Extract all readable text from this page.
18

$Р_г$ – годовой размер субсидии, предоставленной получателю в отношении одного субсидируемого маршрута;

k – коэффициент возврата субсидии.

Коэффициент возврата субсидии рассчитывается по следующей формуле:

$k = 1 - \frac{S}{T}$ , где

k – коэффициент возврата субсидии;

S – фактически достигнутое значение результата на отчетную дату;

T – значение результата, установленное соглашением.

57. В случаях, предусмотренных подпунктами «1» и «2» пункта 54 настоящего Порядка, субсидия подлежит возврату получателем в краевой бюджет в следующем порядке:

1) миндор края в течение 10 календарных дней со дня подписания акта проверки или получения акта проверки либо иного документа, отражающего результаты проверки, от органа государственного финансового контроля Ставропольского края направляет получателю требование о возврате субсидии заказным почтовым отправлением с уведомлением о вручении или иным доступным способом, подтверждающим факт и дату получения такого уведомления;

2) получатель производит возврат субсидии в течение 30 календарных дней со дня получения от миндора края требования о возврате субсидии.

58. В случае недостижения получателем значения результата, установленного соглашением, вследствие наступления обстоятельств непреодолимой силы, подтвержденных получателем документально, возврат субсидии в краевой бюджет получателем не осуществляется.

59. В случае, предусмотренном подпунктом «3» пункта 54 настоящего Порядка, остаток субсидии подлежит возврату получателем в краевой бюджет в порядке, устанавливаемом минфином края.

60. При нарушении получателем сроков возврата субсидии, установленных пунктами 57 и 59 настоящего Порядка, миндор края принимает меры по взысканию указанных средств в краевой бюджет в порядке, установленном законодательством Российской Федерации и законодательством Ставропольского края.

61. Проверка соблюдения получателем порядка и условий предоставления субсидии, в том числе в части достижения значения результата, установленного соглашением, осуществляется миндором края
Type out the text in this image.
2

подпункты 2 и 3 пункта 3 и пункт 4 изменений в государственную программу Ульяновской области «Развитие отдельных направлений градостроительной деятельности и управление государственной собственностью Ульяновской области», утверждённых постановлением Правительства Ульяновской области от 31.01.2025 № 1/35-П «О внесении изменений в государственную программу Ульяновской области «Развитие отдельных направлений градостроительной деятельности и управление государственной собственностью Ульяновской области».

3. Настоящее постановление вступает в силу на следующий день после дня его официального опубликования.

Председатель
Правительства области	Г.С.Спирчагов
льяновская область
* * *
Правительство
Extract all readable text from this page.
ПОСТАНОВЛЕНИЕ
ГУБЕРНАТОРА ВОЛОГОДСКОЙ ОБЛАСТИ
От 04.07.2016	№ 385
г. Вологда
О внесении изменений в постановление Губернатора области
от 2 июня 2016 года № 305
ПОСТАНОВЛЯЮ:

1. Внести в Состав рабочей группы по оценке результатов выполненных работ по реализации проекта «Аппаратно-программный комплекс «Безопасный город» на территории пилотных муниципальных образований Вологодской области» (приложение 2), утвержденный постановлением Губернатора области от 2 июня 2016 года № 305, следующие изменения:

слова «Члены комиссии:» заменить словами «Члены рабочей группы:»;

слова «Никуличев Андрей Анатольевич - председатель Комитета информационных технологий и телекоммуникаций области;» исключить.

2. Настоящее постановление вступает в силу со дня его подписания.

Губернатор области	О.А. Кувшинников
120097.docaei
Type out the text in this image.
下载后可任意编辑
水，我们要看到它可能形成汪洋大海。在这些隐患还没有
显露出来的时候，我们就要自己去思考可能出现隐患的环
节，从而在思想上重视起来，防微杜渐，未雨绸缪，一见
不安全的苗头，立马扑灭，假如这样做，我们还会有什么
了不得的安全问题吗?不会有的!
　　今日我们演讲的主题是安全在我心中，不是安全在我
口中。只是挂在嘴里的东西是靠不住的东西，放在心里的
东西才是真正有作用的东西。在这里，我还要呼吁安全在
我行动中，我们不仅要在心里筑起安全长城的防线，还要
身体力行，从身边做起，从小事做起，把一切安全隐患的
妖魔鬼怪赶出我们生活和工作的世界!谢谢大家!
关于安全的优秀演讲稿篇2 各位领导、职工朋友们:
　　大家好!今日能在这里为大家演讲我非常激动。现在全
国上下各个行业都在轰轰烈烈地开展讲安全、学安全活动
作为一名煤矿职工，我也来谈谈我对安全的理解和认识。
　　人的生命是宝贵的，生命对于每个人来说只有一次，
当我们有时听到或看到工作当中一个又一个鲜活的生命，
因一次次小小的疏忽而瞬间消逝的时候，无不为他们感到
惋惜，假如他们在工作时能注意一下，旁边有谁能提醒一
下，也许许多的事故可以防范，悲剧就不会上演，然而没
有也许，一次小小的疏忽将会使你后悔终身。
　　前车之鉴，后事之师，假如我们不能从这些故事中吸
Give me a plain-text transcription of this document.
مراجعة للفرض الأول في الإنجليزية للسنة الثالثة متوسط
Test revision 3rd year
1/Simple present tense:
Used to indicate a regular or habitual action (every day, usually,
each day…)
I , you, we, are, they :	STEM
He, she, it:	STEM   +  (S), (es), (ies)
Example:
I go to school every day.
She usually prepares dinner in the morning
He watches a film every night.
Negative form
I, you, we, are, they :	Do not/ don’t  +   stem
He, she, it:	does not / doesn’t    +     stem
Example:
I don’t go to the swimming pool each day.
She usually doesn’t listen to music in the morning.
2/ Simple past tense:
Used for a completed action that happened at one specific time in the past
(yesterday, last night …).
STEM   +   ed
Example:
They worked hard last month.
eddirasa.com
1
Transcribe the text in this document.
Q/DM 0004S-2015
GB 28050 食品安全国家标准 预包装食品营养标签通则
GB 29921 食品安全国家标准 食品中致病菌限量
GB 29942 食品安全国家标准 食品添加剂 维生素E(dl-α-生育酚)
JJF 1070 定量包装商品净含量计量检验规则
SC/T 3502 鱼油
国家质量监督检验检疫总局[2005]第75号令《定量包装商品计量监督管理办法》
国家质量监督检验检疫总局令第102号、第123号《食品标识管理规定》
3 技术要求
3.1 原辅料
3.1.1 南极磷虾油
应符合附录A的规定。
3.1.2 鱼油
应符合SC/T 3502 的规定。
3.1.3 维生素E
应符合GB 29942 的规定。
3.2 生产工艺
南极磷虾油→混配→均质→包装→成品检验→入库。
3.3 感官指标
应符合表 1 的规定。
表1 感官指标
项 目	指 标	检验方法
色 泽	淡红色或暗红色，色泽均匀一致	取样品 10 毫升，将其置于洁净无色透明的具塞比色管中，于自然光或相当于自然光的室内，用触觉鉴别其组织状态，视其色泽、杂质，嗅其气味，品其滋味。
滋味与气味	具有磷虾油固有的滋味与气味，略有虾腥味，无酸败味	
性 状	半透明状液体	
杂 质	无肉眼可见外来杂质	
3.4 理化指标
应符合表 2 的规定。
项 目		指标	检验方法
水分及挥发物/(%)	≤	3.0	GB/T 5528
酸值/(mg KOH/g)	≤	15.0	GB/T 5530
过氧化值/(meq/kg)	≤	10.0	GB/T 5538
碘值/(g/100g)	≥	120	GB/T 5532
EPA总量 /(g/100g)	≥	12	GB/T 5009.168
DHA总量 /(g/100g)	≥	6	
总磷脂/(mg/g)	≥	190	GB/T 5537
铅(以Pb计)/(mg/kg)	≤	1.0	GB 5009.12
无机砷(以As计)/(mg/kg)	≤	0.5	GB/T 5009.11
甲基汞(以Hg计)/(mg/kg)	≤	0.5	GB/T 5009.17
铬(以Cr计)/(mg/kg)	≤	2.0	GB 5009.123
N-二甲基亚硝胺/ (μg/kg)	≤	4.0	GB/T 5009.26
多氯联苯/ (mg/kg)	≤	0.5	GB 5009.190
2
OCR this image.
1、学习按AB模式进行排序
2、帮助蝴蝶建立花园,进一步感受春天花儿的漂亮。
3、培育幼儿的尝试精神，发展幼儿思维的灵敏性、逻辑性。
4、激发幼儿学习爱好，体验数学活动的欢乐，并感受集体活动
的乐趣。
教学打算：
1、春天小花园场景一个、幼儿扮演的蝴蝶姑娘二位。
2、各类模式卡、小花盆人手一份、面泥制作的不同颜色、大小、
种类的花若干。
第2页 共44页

-------

## Problem
Gather each line of the listing that holds the string "usually".

## Task response
Used to indicate a regular or habitual action (every day, usually,
She usually prepares dinner in the morning
She usually doesn’t listen to music in the morning.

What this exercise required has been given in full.